**Aim of the exercise**
Give only the number of lines in the data that contain the word "content".

**Information given**
....
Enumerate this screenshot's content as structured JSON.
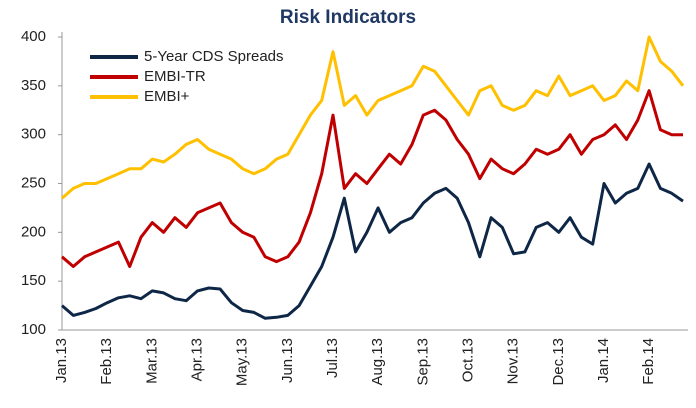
{
  "chart_data": {
    "type": "line",
    "title": "Risk Indicators",
    "categories": [
      "Jan.13",
      null,
      null,
      null,
      "Feb.13",
      null,
      null,
      null,
      "Mar.13",
      null,
      null,
      null,
      "Apr.13",
      null,
      null,
      null,
      "May.13",
      null,
      null,
      null,
      "Jun.13",
      null,
      null,
      null,
      "Jul.13",
      null,
      null,
      null,
      "Aug.13",
      null,
      null,
      null,
      "Sep.13",
      null,
      null,
      null,
      "Oct.13",
      null,
      null,
      null,
      "Nov.13",
      null,
      null,
      null,
      "Dec.13",
      null,
      null,
      null,
      "Jan.14",
      null,
      null,
      null,
      "Feb.14",
      null,
      null,
      null
    ],
    "series": [
      {
        "name": "5-Year CDS Spreads",
        "color": "#0f2747",
        "values": [
          125,
          115,
          118,
          122,
          128,
          133,
          135,
          132,
          140,
          138,
          132,
          130,
          140,
          143,
          142,
          128,
          120,
          118,
          112,
          113,
          115,
          125,
          145,
          165,
          195,
          235,
          180,
          200,
          225,
          200,
          210,
          215,
          230,
          240,
          245,
          235,
          210,
          175,
          215,
          205,
          178,
          180,
          205,
          210,
          200,
          215,
          195,
          188,
          250,
          230,
          240,
          245,
          270,
          245,
          240,
          232
        ]
      },
      {
        "name": "EMBI-TR",
        "color": "#c00000",
        "values": [
          175,
          165,
          175,
          180,
          185,
          190,
          165,
          195,
          210,
          200,
          215,
          205,
          220,
          225,
          230,
          210,
          200,
          195,
          175,
          170,
          175,
          190,
          220,
          260,
          320,
          245,
          260,
          250,
          265,
          280,
          270,
          290,
          320,
          325,
          315,
          295,
          280,
          255,
          275,
          265,
          260,
          270,
          285,
          280,
          285,
          300,
          280,
          295,
          300,
          310,
          295,
          315,
          345,
          305,
          300,
          300
        ]
      },
      {
        "name": "EMBI+",
        "color": "#ffc000",
        "values": [
          235,
          245,
          250,
          250,
          255,
          260,
          265,
          265,
          275,
          272,
          280,
          290,
          295,
          285,
          280,
          275,
          265,
          260,
          265,
          275,
          280,
          300,
          320,
          335,
          385,
          330,
          340,
          320,
          335,
          340,
          345,
          350,
          370,
          365,
          350,
          335,
          320,
          345,
          350,
          330,
          325,
          330,
          345,
          340,
          360,
          340,
          345,
          350,
          335,
          340,
          355,
          345,
          400,
          375,
          365,
          350
        ]
      }
    ],
    "ylim": [
      100,
      400
    ],
    "yticks": [
      100,
      150,
      200,
      250,
      300,
      350,
      400
    ],
    "legend": "upper-left"
  }
}
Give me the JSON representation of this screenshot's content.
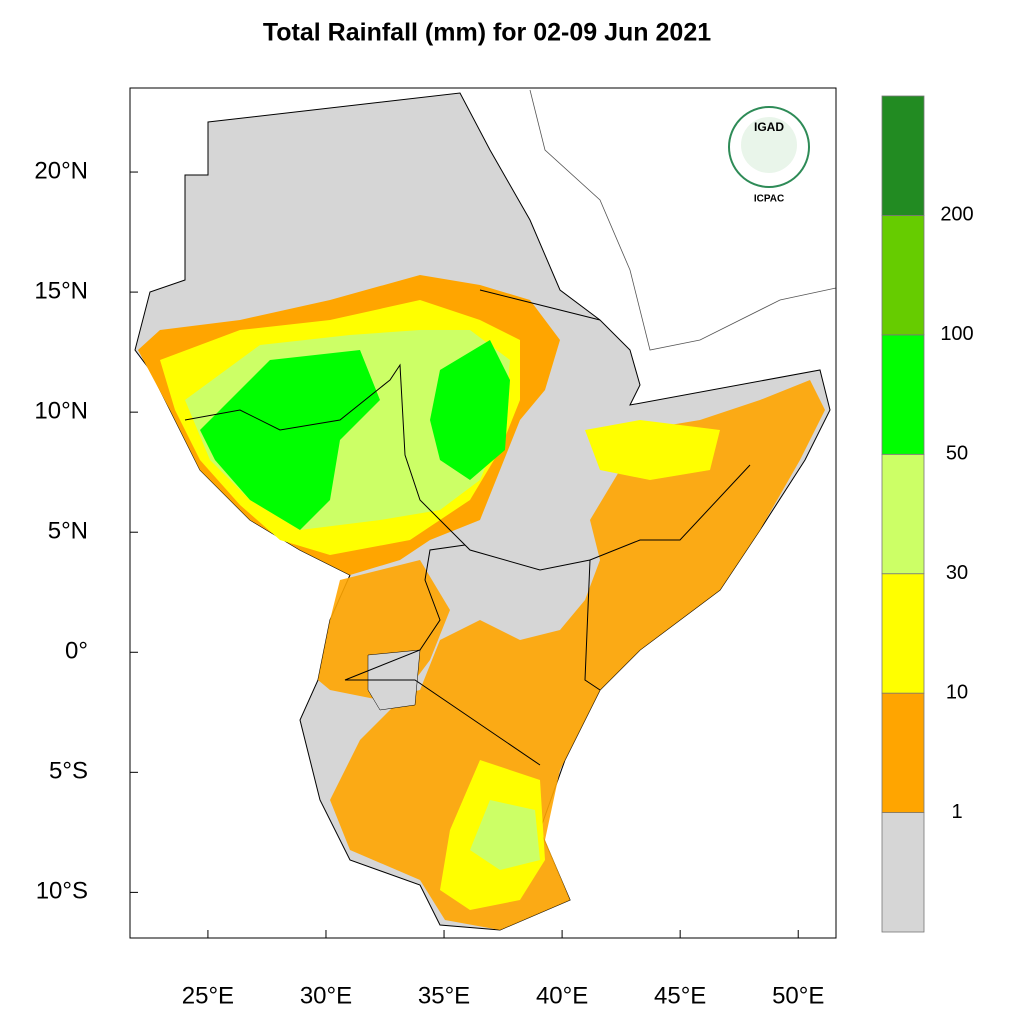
{
  "chart_data": {
    "type": "map",
    "title": "Total Rainfall (mm) for 02-09 Jun 2021",
    "xlim": [
      21.7,
      51.6
    ],
    "ylim": [
      -11.9,
      23.5
    ],
    "xticks": [
      {
        "value": 25,
        "label": "25°E"
      },
      {
        "value": 30,
        "label": "30°E"
      },
      {
        "value": 35,
        "label": "35°E"
      },
      {
        "value": 40,
        "label": "40°E"
      },
      {
        "value": 45,
        "label": "45°E"
      },
      {
        "value": 50,
        "label": "50°E"
      }
    ],
    "yticks": [
      {
        "value": -10,
        "label": "10°S"
      },
      {
        "value": -5,
        "label": "5°S"
      },
      {
        "value": 0,
        "label": "0°"
      },
      {
        "value": 5,
        "label": "5°N"
      },
      {
        "value": 10,
        "label": "10°N"
      },
      {
        "value": 15,
        "label": "15°N"
      },
      {
        "value": 20,
        "label": "20°N"
      }
    ],
    "colorbar": {
      "levels": [
        1,
        10,
        30,
        50,
        100,
        200
      ],
      "colors": [
        "#d6d6d6",
        "#ffa500",
        "#ffff00",
        "#ccff66",
        "#00ff00",
        "#66cc00",
        "#228b22"
      ]
    },
    "logo": {
      "name": "IGAD",
      "org": "ICPAC"
    }
  }
}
....
**The output**
2